## Objective
Scan the data below and pick out the lines containing the word "Workshop".

====================

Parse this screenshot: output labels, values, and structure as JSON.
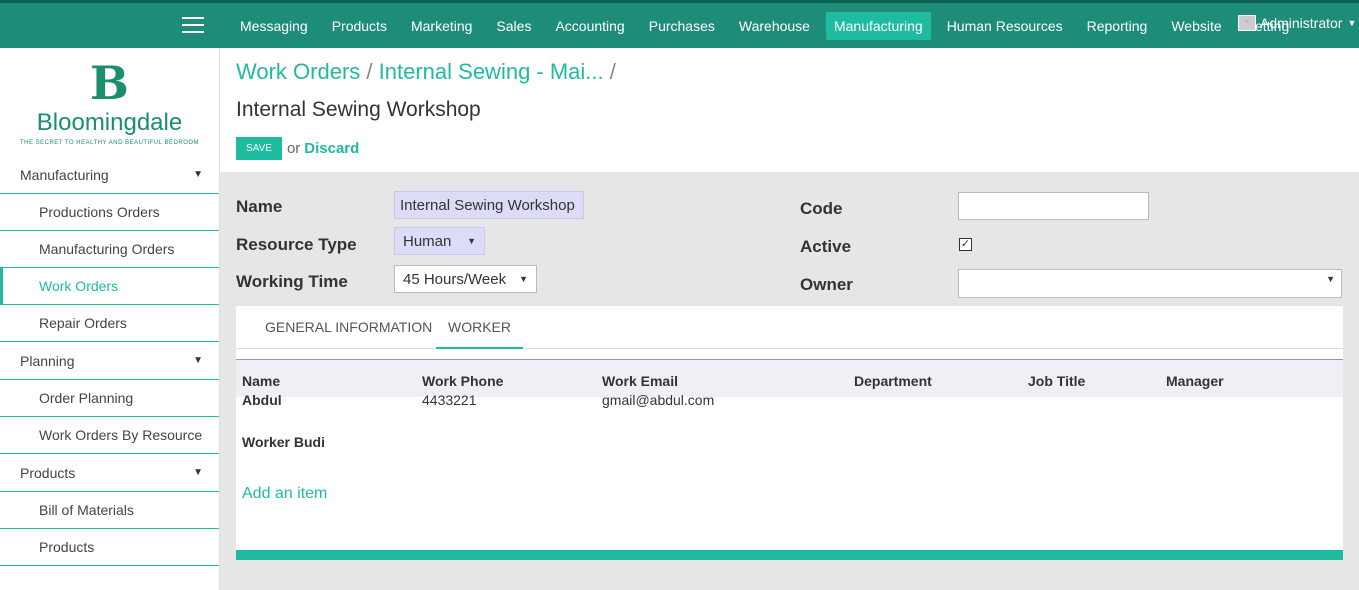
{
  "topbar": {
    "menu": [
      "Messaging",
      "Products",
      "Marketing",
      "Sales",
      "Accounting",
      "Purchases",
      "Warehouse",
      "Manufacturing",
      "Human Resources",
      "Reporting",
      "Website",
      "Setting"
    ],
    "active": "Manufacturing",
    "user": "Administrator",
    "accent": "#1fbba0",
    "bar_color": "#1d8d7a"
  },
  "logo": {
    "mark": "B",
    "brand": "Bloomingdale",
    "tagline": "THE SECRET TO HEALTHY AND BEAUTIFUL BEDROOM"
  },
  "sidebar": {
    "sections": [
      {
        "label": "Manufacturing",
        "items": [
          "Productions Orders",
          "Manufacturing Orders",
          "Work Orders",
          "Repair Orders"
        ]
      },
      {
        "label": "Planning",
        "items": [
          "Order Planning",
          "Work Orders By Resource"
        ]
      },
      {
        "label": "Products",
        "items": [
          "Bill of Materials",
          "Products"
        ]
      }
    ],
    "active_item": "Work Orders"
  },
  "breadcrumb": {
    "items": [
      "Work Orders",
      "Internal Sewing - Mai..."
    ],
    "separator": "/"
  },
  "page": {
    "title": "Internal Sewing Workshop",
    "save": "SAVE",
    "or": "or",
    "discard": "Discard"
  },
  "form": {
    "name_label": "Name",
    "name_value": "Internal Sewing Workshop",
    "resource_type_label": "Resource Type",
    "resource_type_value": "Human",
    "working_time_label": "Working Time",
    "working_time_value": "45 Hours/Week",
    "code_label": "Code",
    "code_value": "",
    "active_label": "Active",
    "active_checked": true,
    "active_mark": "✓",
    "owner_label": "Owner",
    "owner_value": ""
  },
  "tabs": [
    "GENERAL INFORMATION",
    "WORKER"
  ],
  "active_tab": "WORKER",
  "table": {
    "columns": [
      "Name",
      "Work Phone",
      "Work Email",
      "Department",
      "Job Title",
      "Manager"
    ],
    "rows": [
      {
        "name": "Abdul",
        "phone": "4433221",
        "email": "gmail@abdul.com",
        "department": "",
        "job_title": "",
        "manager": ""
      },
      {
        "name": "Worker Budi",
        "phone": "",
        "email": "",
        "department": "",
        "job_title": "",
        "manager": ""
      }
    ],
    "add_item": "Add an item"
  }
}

====================

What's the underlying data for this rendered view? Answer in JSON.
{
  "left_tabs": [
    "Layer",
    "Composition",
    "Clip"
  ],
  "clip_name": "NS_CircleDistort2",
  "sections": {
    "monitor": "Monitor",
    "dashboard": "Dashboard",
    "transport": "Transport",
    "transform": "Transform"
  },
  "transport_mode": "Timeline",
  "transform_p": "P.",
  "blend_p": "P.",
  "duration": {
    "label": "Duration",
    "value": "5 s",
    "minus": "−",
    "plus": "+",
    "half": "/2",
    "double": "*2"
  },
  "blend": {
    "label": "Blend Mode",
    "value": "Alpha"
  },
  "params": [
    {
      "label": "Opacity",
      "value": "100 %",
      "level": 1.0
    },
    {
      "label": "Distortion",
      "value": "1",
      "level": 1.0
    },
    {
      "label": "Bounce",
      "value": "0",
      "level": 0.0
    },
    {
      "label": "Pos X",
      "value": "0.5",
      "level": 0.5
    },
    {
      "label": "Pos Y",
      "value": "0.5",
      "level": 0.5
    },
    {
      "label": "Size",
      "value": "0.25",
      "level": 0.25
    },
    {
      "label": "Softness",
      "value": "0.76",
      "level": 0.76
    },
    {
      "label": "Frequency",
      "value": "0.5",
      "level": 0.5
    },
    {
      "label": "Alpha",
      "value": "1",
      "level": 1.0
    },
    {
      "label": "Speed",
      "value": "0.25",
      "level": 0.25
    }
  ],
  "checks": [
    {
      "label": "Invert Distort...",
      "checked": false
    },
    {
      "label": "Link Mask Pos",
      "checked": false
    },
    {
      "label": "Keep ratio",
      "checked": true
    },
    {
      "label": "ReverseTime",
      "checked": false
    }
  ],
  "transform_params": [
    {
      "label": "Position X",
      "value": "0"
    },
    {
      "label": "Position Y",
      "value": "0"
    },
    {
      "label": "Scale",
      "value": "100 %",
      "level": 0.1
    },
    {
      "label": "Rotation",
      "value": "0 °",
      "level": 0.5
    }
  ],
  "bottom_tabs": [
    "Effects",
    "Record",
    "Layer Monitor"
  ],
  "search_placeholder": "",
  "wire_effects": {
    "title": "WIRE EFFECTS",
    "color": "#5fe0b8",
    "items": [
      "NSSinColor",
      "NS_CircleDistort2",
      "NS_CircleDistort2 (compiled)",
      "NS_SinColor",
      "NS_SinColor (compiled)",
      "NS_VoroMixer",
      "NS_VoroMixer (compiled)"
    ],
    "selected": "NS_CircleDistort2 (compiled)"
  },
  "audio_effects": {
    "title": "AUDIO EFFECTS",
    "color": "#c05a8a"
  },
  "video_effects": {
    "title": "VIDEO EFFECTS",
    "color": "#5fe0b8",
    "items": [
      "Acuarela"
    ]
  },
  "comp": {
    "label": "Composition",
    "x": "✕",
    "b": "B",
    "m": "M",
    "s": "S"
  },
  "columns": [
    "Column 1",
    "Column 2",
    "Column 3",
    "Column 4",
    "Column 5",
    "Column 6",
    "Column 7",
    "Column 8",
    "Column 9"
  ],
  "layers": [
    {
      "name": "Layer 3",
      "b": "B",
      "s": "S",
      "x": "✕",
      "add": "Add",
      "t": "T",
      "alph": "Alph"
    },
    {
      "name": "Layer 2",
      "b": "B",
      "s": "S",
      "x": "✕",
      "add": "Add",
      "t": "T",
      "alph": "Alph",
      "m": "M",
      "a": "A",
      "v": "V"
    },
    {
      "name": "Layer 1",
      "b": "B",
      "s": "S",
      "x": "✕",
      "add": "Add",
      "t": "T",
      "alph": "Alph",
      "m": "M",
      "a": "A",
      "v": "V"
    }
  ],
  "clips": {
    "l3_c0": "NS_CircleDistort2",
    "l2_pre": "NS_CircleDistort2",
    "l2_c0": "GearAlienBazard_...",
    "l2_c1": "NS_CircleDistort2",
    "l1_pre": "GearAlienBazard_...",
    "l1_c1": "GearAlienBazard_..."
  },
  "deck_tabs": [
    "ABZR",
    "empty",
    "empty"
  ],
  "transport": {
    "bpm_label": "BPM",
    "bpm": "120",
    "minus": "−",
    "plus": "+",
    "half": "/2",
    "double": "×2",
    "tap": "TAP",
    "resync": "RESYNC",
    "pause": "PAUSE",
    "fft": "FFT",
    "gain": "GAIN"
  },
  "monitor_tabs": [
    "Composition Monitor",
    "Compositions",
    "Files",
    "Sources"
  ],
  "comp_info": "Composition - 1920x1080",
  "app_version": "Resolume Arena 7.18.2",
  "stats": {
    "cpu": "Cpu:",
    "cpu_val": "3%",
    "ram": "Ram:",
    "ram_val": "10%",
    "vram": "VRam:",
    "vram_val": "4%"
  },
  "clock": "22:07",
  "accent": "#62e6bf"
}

====================

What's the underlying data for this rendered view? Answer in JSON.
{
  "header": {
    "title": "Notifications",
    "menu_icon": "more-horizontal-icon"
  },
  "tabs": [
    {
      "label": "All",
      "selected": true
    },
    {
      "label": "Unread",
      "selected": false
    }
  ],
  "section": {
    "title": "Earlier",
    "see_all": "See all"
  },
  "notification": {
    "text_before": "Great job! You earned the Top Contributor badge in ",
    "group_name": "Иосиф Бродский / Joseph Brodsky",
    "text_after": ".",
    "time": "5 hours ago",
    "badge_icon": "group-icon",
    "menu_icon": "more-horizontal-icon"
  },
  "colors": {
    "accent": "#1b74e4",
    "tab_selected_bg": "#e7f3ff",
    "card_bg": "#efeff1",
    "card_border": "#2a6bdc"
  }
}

====================

## Task response
    "title": "Internal Sewing Workshop",
    "name_value": "Internal Sewing Workshop",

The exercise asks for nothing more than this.